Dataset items
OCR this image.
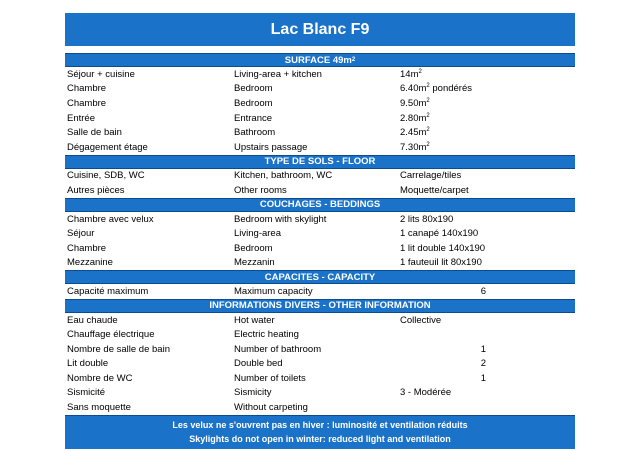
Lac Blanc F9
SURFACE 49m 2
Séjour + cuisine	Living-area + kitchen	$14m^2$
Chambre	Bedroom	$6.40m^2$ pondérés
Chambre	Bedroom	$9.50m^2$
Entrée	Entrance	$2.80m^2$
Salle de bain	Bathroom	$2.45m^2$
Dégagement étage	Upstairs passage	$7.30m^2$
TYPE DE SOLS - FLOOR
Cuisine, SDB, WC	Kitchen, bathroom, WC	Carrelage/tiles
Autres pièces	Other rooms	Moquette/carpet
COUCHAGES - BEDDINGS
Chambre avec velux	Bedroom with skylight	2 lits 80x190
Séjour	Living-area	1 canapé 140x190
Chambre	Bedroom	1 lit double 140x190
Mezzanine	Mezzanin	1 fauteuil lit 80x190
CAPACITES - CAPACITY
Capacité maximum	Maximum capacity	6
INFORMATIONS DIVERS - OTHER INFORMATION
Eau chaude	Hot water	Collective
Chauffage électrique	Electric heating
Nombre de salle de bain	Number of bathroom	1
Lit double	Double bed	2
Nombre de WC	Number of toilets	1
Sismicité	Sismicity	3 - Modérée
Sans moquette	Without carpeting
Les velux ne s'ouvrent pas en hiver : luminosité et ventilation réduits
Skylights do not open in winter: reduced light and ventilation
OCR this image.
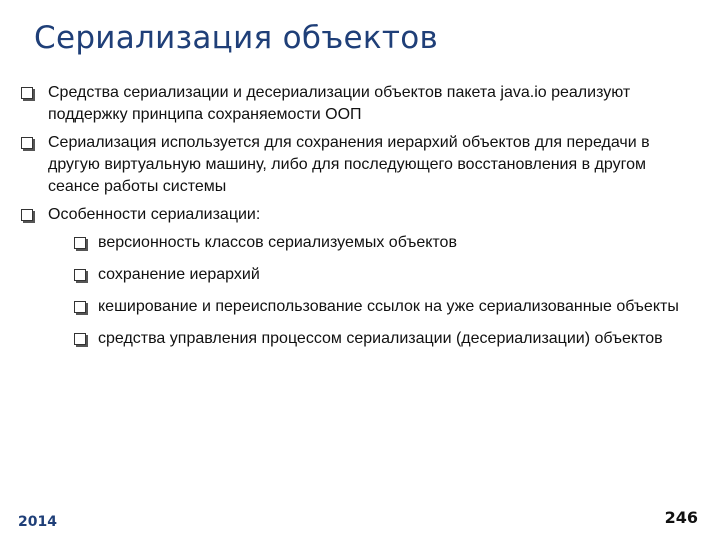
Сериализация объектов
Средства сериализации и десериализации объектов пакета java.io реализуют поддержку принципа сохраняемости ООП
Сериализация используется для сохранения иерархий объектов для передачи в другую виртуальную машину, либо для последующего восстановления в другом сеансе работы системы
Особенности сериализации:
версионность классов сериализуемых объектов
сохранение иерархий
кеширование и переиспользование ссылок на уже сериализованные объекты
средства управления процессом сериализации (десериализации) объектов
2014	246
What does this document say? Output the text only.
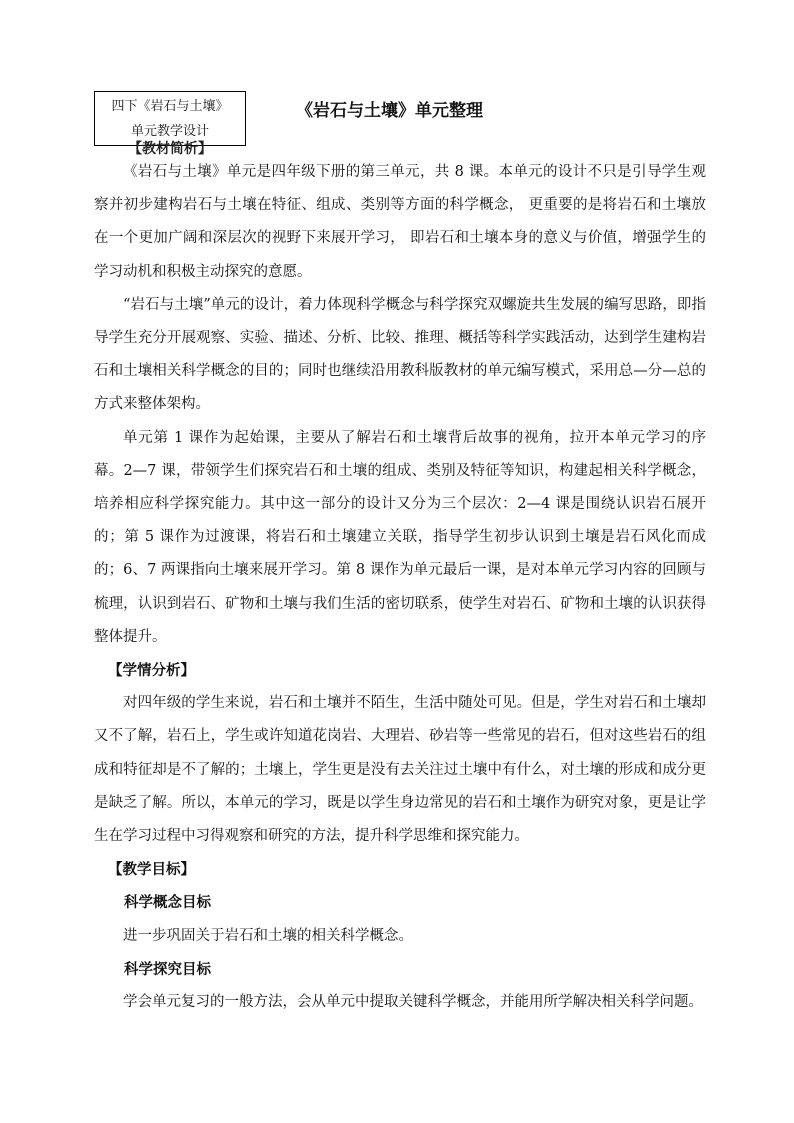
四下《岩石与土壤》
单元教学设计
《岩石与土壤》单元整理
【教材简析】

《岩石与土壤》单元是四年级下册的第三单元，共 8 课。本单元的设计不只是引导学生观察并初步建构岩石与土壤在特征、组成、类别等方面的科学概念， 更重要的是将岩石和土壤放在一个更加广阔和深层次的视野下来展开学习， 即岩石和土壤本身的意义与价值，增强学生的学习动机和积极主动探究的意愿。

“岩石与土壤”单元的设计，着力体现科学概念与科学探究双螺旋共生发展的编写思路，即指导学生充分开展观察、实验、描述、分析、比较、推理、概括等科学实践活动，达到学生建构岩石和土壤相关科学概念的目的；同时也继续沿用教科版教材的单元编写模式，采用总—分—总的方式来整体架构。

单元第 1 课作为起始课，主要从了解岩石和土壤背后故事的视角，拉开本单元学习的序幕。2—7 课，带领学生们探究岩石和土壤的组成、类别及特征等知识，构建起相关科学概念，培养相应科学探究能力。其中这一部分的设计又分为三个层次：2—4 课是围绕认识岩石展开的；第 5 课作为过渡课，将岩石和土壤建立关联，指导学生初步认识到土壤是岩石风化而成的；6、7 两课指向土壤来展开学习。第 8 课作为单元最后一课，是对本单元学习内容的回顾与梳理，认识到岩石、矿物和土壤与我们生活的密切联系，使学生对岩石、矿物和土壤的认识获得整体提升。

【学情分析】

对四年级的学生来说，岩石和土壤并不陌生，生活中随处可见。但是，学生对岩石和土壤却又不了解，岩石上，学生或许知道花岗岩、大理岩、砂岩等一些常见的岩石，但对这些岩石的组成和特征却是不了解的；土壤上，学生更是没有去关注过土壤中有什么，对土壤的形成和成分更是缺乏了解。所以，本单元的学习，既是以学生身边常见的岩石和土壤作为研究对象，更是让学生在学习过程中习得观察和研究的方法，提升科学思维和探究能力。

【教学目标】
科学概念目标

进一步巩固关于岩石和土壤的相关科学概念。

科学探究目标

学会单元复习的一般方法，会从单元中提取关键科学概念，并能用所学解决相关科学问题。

YOUR GOAL
Pictures are to be left out; all else in the entries above is to be quoted exactly.

TASK RESPONSE
OCR this image.
Lac Blanc F9
SURFACE 49m 2
Séjour + cuisine	Living-area + kitchen	$14m^2$
Chambre	Bedroom	$6.40m^2$ pondérés
Chambre	Bedroom	$9.50m^2$
Entrée	Entrance	$2.80m^2$
Salle de bain	Bathroom	$2.45m^2$
Dégagement étage	Upstairs passage	$7.30m^2$
TYPE DE SOLS - FLOOR
Cuisine, SDB, WC	Kitchen, bathroom, WC	Carrelage/tiles
Autres pièces	Other rooms	Moquette/carpet
COUCHAGES - BEDDINGS
Chambre avec velux	Bedroom with skylight	2 lits 80x190
Séjour	Living-area	1 canapé 140x190
Chambre	Bedroom	1 lit double 140x190
Mezzanine	Mezzanin	1 fauteuil lit 80x190
CAPACITES - CAPACITY
Capacité maximum	Maximum capacity	6
INFORMATIONS DIVERS - OTHER INFORMATION
Eau chaude	Hot water	Collective
Chauffage électrique	Electric heating
Nombre de salle de bain	Number of bathroom	1
Lit double	Double bed	2
Nombre de WC	Number of toilets	1
Sismicité	Sismicity	3 - Modérée
Sans moquette	Without carpeting
Les velux ne s'ouvrent pas en hiver : luminosité et ventilation réduits
Skylights do not open in winter: reduced light and ventilation
OCR this image.
Сериализация объектов
Средства сериализации и десериализации объектов пакета java.io реализуют поддержку принципа сохраняемости ООП
Сериализация используется для сохранения иерархий объектов для передачи в другую виртуальную машину, либо для последующего восстановления в другом сеансе работы системы
Особенности сериализации:
версионность классов сериализуемых объектов
сохранение иерархий
кеширование и переиспользование ссылок на уже сериализованные объекты
средства управления процессом сериализации (десериализации) объектов
2014	246
What does this document say? Output the text only.
四下《岩石与土壤》
单元教学设计
《岩石与土壤》单元整理
【教材简析】

《岩石与土壤》单元是四年级下册的第三单元，共 8 课。本单元的设计不只是引导学生观察并初步建构岩石与土壤在特征、组成、类别等方面的科学概念， 更重要的是将岩石和土壤放在一个更加广阔和深层次的视野下来展开学习， 即岩石和土壤本身的意义与价值，增强学生的学习动机和积极主动探究的意愿。

“岩石与土壤”单元的设计，着力体现科学概念与科学探究双螺旋共生发展的编写思路，即指导学生充分开展观察、实验、描述、分析、比较、推理、概括等科学实践活动，达到学生建构岩石和土壤相关科学概念的目的；同时也继续沿用教科版教材的单元编写模式，采用总—分—总的方式来整体架构。

单元第 1 课作为起始课，主要从了解岩石和土壤背后故事的视角，拉开本单元学习的序幕。2—7 课，带领学生们探究岩石和土壤的组成、类别及特征等知识，构建起相关科学概念，培养相应科学探究能力。其中这一部分的设计又分为三个层次：2—4 课是围绕认识岩石展开的；第 5 课作为过渡课，将岩石和土壤建立关联，指导学生初步认识到土壤是岩石风化而成的；6、7 两课指向土壤来展开学习。第 8 课作为单元最后一课，是对本单元学习内容的回顾与梳理，认识到岩石、矿物和土壤与我们生活的密切联系，使学生对岩石、矿物和土壤的认识获得整体提升。

【学情分析】

对四年级的学生来说，岩石和土壤并不陌生，生活中随处可见。但是，学生对岩石和土壤却又不了解，岩石上，学生或许知道花岗岩、大理岩、砂岩等一些常见的岩石，但对这些岩石的组成和特征却是不了解的；土壤上，学生更是没有去关注过土壤中有什么，对土壤的形成和成分更是缺乏了解。所以，本单元的学习，既是以学生身边常见的岩石和土壤作为研究对象，更是让学生在学习过程中习得观察和研究的方法，提升科学思维和探究能力。

【教学目标】
科学概念目标

进一步巩固关于岩石和土壤的相关科学概念。

科学探究目标

学会单元复习的一般方法，会从单元中提取关键科学概念，并能用所学解决相关科学问题。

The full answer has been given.